▶ **TO DO**
Within the data below, state how many lines contain the string "mant". Provide the number only.

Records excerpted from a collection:
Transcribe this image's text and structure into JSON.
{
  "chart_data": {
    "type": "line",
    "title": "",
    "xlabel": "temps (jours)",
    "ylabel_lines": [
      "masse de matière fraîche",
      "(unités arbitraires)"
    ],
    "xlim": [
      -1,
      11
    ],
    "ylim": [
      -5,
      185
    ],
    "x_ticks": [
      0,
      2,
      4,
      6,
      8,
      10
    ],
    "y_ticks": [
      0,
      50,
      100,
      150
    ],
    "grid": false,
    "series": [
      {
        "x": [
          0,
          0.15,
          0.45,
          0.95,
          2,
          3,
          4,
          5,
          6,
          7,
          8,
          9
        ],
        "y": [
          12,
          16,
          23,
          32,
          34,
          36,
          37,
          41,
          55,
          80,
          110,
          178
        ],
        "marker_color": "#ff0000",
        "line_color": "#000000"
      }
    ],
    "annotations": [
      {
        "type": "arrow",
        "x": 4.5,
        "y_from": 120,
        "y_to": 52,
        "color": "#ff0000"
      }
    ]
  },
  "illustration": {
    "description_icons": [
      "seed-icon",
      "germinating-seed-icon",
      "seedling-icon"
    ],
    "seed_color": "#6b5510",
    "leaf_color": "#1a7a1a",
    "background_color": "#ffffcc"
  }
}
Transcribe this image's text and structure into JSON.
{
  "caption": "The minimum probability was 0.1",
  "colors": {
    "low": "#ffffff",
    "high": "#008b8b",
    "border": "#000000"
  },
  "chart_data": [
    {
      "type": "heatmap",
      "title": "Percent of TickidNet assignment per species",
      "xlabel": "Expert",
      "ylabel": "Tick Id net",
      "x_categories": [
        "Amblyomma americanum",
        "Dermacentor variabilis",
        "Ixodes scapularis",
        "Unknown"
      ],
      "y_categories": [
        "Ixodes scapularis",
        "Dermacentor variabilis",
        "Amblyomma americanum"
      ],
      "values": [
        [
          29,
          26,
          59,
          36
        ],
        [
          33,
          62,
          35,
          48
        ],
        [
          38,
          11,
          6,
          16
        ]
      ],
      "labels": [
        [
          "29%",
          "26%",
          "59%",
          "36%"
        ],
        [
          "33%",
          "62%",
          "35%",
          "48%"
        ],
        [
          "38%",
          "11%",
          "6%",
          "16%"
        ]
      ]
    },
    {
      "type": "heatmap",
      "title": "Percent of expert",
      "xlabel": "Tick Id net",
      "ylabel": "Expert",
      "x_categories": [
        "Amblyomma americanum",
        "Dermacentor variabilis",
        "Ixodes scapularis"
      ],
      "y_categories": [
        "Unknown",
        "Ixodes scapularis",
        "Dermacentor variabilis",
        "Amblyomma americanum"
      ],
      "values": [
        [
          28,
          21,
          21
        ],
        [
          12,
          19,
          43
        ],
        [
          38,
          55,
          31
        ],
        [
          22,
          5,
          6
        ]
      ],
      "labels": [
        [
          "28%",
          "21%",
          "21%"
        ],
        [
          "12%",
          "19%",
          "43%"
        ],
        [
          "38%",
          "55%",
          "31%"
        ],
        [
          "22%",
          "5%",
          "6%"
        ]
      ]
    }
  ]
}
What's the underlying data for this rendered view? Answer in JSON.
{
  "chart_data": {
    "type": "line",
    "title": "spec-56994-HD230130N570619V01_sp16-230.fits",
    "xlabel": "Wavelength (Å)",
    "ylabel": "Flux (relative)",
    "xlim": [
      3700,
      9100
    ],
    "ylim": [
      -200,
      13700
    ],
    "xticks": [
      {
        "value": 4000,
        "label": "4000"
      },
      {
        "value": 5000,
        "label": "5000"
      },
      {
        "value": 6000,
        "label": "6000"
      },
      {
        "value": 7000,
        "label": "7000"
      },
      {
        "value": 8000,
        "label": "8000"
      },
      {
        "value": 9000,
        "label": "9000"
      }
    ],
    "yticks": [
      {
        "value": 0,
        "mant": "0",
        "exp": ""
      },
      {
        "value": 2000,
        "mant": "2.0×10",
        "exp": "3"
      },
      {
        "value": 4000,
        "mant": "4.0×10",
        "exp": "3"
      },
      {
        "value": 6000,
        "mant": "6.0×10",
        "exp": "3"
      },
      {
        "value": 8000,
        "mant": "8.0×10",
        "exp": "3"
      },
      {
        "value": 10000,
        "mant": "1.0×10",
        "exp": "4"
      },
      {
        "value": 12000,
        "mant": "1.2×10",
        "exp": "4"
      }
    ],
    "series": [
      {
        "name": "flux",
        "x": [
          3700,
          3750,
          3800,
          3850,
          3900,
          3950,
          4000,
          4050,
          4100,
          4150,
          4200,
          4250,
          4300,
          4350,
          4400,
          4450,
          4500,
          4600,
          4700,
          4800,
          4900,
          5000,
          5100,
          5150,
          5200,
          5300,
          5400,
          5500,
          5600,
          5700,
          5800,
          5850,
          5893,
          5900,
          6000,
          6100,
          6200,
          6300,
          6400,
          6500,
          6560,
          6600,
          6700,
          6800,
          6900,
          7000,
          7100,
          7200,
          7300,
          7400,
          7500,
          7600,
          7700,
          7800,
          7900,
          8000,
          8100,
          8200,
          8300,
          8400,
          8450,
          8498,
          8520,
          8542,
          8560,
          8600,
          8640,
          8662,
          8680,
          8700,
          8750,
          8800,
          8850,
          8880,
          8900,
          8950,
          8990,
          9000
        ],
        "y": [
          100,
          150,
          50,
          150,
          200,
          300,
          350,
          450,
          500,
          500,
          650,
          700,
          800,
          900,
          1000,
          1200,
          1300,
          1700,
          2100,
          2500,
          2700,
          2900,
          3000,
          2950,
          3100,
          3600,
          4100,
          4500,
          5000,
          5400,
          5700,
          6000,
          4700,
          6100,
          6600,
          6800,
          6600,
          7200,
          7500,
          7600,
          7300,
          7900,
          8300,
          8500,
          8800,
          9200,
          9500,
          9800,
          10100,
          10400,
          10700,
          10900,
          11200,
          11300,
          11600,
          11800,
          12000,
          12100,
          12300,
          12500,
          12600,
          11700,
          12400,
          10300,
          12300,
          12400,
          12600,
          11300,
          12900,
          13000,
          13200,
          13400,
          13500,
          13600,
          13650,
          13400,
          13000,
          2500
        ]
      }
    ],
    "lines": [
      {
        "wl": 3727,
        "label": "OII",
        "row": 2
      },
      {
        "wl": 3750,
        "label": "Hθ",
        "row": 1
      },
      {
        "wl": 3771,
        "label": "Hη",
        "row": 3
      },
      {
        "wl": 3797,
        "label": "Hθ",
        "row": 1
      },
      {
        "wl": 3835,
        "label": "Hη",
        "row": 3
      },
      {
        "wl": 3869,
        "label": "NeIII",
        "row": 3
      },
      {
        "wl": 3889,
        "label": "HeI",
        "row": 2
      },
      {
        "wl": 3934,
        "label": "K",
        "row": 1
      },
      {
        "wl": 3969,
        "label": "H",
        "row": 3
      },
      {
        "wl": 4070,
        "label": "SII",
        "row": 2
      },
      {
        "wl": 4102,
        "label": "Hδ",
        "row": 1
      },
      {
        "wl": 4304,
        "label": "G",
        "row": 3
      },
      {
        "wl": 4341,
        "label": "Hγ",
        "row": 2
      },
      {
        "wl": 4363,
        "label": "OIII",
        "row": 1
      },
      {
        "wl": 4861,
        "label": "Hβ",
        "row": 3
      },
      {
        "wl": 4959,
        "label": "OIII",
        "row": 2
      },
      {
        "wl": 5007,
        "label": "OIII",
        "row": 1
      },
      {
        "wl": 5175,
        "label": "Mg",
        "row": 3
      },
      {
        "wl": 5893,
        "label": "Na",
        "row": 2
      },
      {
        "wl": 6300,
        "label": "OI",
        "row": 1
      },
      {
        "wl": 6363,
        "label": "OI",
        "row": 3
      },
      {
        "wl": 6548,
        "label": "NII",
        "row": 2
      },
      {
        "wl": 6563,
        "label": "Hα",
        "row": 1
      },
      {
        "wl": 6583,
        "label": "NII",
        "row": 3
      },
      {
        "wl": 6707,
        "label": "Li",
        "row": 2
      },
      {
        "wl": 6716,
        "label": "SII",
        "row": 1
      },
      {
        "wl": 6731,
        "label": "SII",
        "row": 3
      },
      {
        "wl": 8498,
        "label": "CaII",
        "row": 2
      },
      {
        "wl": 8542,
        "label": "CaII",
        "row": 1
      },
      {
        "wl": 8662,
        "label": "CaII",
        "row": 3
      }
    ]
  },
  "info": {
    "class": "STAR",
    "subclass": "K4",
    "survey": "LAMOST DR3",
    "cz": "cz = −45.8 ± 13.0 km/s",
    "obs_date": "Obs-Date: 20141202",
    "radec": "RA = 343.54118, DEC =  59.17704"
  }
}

▶ **SOLVED EXERCISE**
7